* **WRITTEN EXERCISE**
Return the listing below unchanged, minus its pictures.

* **GIVEN DATA**
↓

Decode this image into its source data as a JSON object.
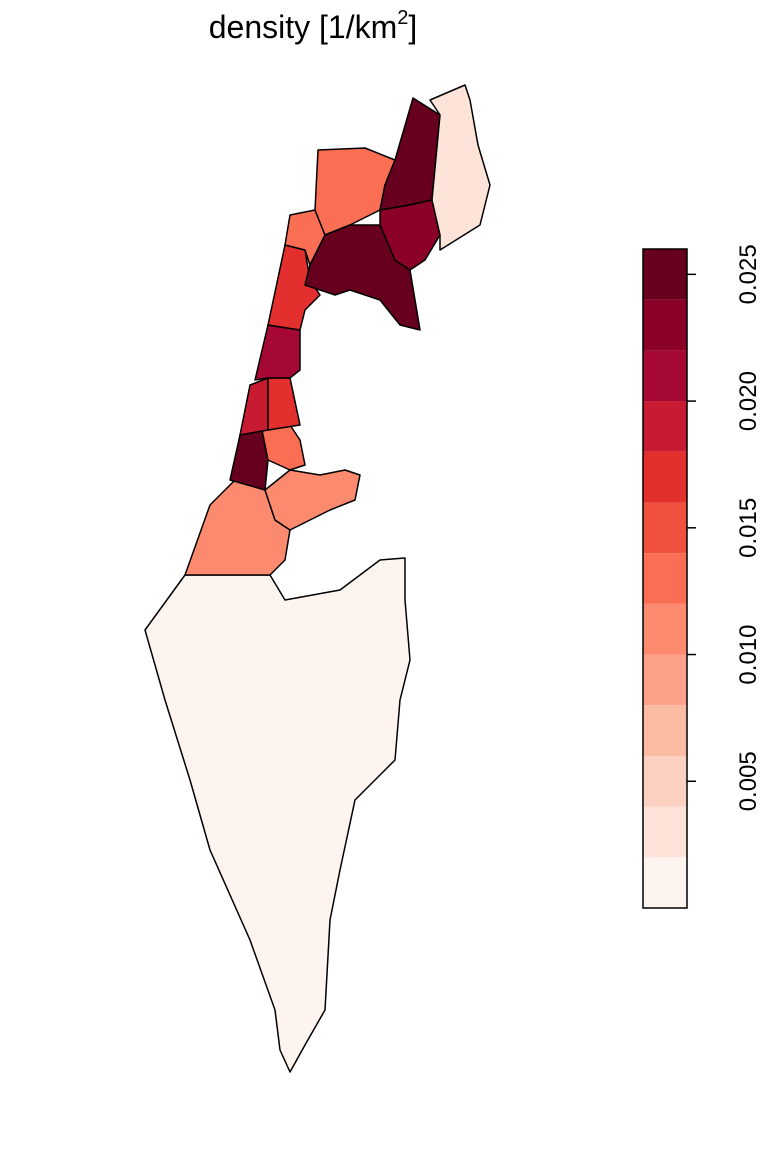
{
  "chart_data": {
    "type": "choropleth",
    "title": "density [1/km",
    "title_superscript": "2",
    "title_suffix": "]",
    "colorbar": {
      "breaks": [
        0,
        0.002,
        0.004,
        0.006,
        0.008,
        0.01,
        0.012,
        0.014,
        0.016,
        0.018,
        0.02,
        0.022,
        0.024,
        0.026
      ],
      "colors": [
        "#fdf4f0",
        "#fee3d9",
        "#fdd1c2",
        "#fcbba3",
        "#fca28a",
        "#fc8a6e",
        "#fa6e53",
        "#f0523f",
        "#e32f2e",
        "#c81a31",
        "#a50833",
        "#8b0027",
        "#67001f"
      ],
      "ticks": [
        0.005,
        {
          "value": 0.01,
          "label": "0.010"
        },
        0.015,
        {
          "value": 0.02,
          "label": "0.020"
        },
        0.025
      ]
    },
    "regions": [
      {
        "value": 0.0005
      },
      {
        "value": 0.011
      },
      {
        "value": 0.011
      },
      {
        "value": 0.025
      },
      {
        "value": 0.013
      },
      {
        "value": 0.019
      },
      {
        "value": 0.017
      },
      {
        "value": 0.021
      },
      {
        "value": 0.017
      },
      {
        "value": 0.012
      },
      {
        "value": 0.013
      },
      {
        "value": 0.025
      },
      {
        "value": 0.025
      },
      {
        "value": 0.023
      },
      {
        "value": 0.003
      }
    ]
  }
}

↑

* **TASK ANSWER**
Decode this image into its source data as a JSON object.
{
  "chart_data": {
    "type": "choropleth",
    "title": "density [1/km",
    "title_superscript": "2",
    "title_suffix": "]",
    "colorbar": {
      "breaks": [
        0,
        0.002,
        0.004,
        0.006,
        0.008,
        0.01,
        0.012,
        0.014,
        0.016,
        0.018,
        0.02,
        0.022,
        0.024,
        0.026
      ],
      "colors": [
        "#fdf4f0",
        "#fee3d9",
        "#fdd1c2",
        "#fcbba3",
        "#fca28a",
        "#fc8a6e",
        "#fa6e53",
        "#f0523f",
        "#e32f2e",
        "#c81a31",
        "#a50833",
        "#8b0027",
        "#67001f"
      ],
      "ticks": [
        0.005,
        {
          "value": 0.01,
          "label": "0.010"
        },
        0.015,
        {
          "value": 0.02,
          "label": "0.020"
        },
        0.025
      ]
    },
    "regions": [
      {
        "value": 0.0005
      },
      {
        "value": 0.011
      },
      {
        "value": 0.011
      },
      {
        "value": 0.025
      },
      {
        "value": 0.013
      },
      {
        "value": 0.019
      },
      {
        "value": 0.017
      },
      {
        "value": 0.021
      },
      {
        "value": 0.017
      },
      {
        "value": 0.012
      },
      {
        "value": 0.013
      },
      {
        "value": 0.025
      },
      {
        "value": 0.025
      },
      {
        "value": 0.023
      },
      {
        "value": 0.003
      }
    ]
  }
}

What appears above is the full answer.